List of tasks:
- A) In the Gnome file-handling post, which file manager is described as using voodoo instead of actually mounting drives?
- B) Transcribe the Gnome file-handling post from "Aurélien Naldi" to "drive, for example.".

Document text:
====================
Gnome un-aware file handling (was: UNDELETION EXT3 workaround)
Aurélien Naldi
aurelien.naldi at gmail.com
Tue Feb 19 11:52:02 UTC 2008
On Feb 19, 2008 12:35 PM, Markus Hitter <mah at jump-ing.de> wrote:
>
> Am 19.02.2008 um 04:41 schrieb Jared Schlicht:
>
> > The goal with desktop distros seems to be "The user should not have
> > to touch
> > the command line".
>
> This might be a valid goal but doesn't work very often. Many, many
> applications are not Gnome-aware and it's impossible for them to open
> a file on a network drive, for example.
>
> You have to copy the thing to a local drive with the file manager and
> open the thing there. Alternatively, you can mount network shares in
> the file system, but this requires touching the command line yet again.
>
> I'd be glad hearing about a file manager actually mounting drives
> instead of using voodoo, like Nautilus does.
====================
Data block:
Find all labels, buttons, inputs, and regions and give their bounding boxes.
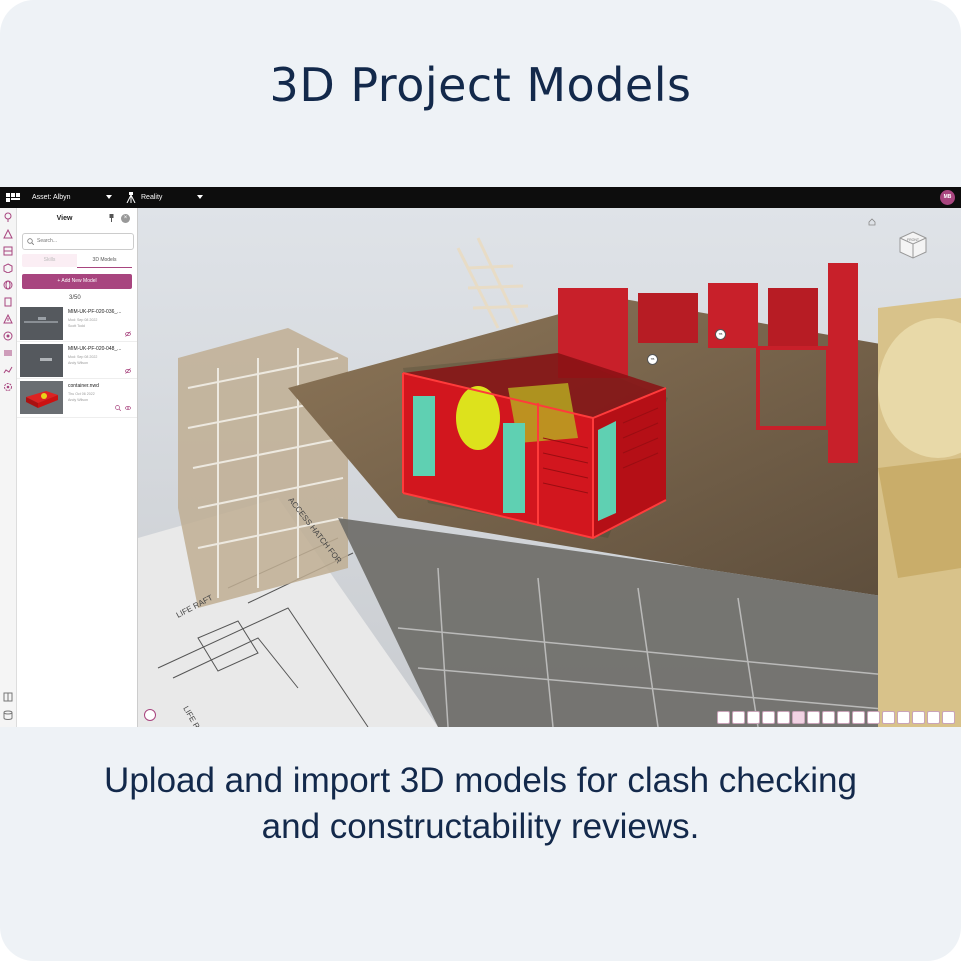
====================
Results for each task:
- A) Nautilus

- B)
Aurélien Naldi
aurelien.naldi at gmail.com
Tue Feb 19 11:52:02 UTC 2008
On Feb 19, 2008 12:35 PM, Markus Hitter <mah at jump-ing.de> wrote:
>
> Am 19.02.2008 um 04:41 schrieb Jared Schlicht:
>
> > The goal with desktop distros seems to be "The user should not have
> > to touch
> > the command line".
>
> This might be a valid goal but doesn't work very often. Many, many
> applications are not Gnome-aware and it's impossible for them to open
> a file on a network drive, for example.